TASK DESCRIPTION: Transcribe everything in the data word for word. Pictures are left out.

Data tied to figure images:
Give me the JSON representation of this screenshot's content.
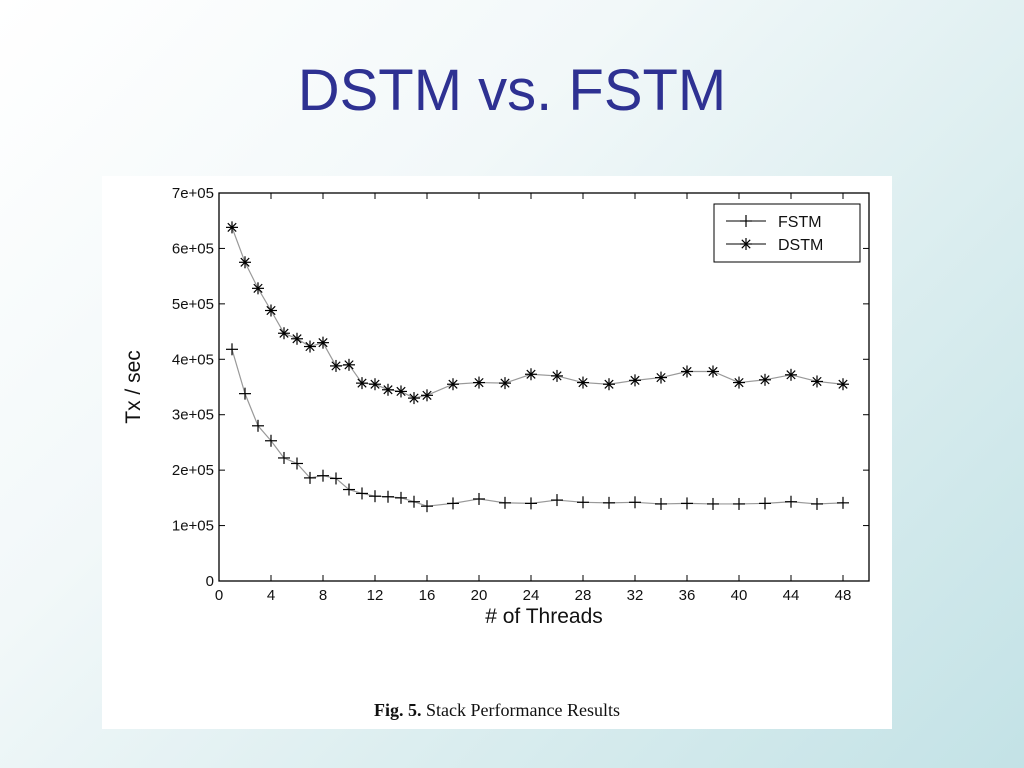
{
  "slide": {
    "title": "DSTM vs. FSTM"
  },
  "caption": {
    "fig": "Fig. 5.",
    "text": "Stack Performance Results"
  },
  "chart_data": {
    "type": "line",
    "xlabel": "# of Threads",
    "ylabel": "Tx / sec",
    "xlim": [
      0,
      50
    ],
    "ylim": [
      0,
      700000
    ],
    "xticks": [
      0,
      4,
      8,
      12,
      16,
      20,
      24,
      28,
      32,
      36,
      40,
      44,
      48
    ],
    "yticks": [
      0,
      100000,
      200000,
      300000,
      400000,
      500000,
      600000,
      700000
    ],
    "ytick_labels": [
      "0",
      "1e+05",
      "2e+05",
      "3e+05",
      "4e+05",
      "5e+05",
      "6e+05",
      "7e+05"
    ],
    "grid": false,
    "legend_position": "top-right",
    "line_color": "#999999",
    "series": [
      {
        "name": "FSTM",
        "marker": "plus",
        "x": [
          1,
          2,
          3,
          4,
          5,
          6,
          7,
          8,
          9,
          10,
          11,
          12,
          13,
          14,
          15,
          16,
          18,
          20,
          22,
          24,
          26,
          28,
          30,
          32,
          34,
          36,
          38,
          40,
          42,
          44,
          46,
          48
        ],
        "y": [
          418000,
          338000,
          280000,
          253000,
          222000,
          212000,
          186000,
          190000,
          185000,
          165000,
          158000,
          153000,
          152000,
          150000,
          143000,
          135000,
          140000,
          148000,
          141000,
          140000,
          146000,
          142000,
          141000,
          142000,
          139000,
          140000,
          139000,
          139000,
          140000,
          143000,
          139000,
          141000
        ]
      },
      {
        "name": "DSTM",
        "marker": "star",
        "x": [
          1,
          2,
          3,
          4,
          5,
          6,
          7,
          8,
          9,
          10,
          11,
          12,
          13,
          14,
          15,
          16,
          18,
          20,
          22,
          24,
          26,
          28,
          30,
          32,
          34,
          36,
          38,
          40,
          42,
          44,
          46,
          48
        ],
        "y": [
          638000,
          575000,
          528000,
          488000,
          447000,
          437000,
          423000,
          430000,
          388000,
          390000,
          357000,
          355000,
          345000,
          342000,
          330000,
          335000,
          355000,
          358000,
          357000,
          373000,
          370000,
          358000,
          355000,
          362000,
          367000,
          378000,
          378000,
          358000,
          363000,
          372000,
          360000,
          355000
        ]
      }
    ]
  }
}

SOLVED PROBLEM:
Give me the JSON representation of this screenshot's content.
{
  "slide": {
    "title": "DSTM vs. FSTM"
  },
  "caption": {
    "fig": "Fig. 5.",
    "text": "Stack Performance Results"
  },
  "chart_data": {
    "type": "line",
    "xlabel": "# of Threads",
    "ylabel": "Tx / sec",
    "xlim": [
      0,
      50
    ],
    "ylim": [
      0,
      700000
    ],
    "xticks": [
      0,
      4,
      8,
      12,
      16,
      20,
      24,
      28,
      32,
      36,
      40,
      44,
      48
    ],
    "yticks": [
      0,
      100000,
      200000,
      300000,
      400000,
      500000,
      600000,
      700000
    ],
    "ytick_labels": [
      "0",
      "1e+05",
      "2e+05",
      "3e+05",
      "4e+05",
      "5e+05",
      "6e+05",
      "7e+05"
    ],
    "grid": false,
    "legend_position": "top-right",
    "line_color": "#999999",
    "series": [
      {
        "name": "FSTM",
        "marker": "plus",
        "x": [
          1,
          2,
          3,
          4,
          5,
          6,
          7,
          8,
          9,
          10,
          11,
          12,
          13,
          14,
          15,
          16,
          18,
          20,
          22,
          24,
          26,
          28,
          30,
          32,
          34,
          36,
          38,
          40,
          42,
          44,
          46,
          48
        ],
        "y": [
          418000,
          338000,
          280000,
          253000,
          222000,
          212000,
          186000,
          190000,
          185000,
          165000,
          158000,
          153000,
          152000,
          150000,
          143000,
          135000,
          140000,
          148000,
          141000,
          140000,
          146000,
          142000,
          141000,
          142000,
          139000,
          140000,
          139000,
          139000,
          140000,
          143000,
          139000,
          141000
        ]
      },
      {
        "name": "DSTM",
        "marker": "star",
        "x": [
          1,
          2,
          3,
          4,
          5,
          6,
          7,
          8,
          9,
          10,
          11,
          12,
          13,
          14,
          15,
          16,
          18,
          20,
          22,
          24,
          26,
          28,
          30,
          32,
          34,
          36,
          38,
          40,
          42,
          44,
          46,
          48
        ],
        "y": [
          638000,
          575000,
          528000,
          488000,
          447000,
          437000,
          423000,
          430000,
          388000,
          390000,
          357000,
          355000,
          345000,
          342000,
          330000,
          335000,
          355000,
          358000,
          357000,
          373000,
          370000,
          358000,
          355000,
          362000,
          367000,
          378000,
          378000,
          358000,
          363000,
          372000,
          360000,
          355000
        ]
      }
    ]
  }
}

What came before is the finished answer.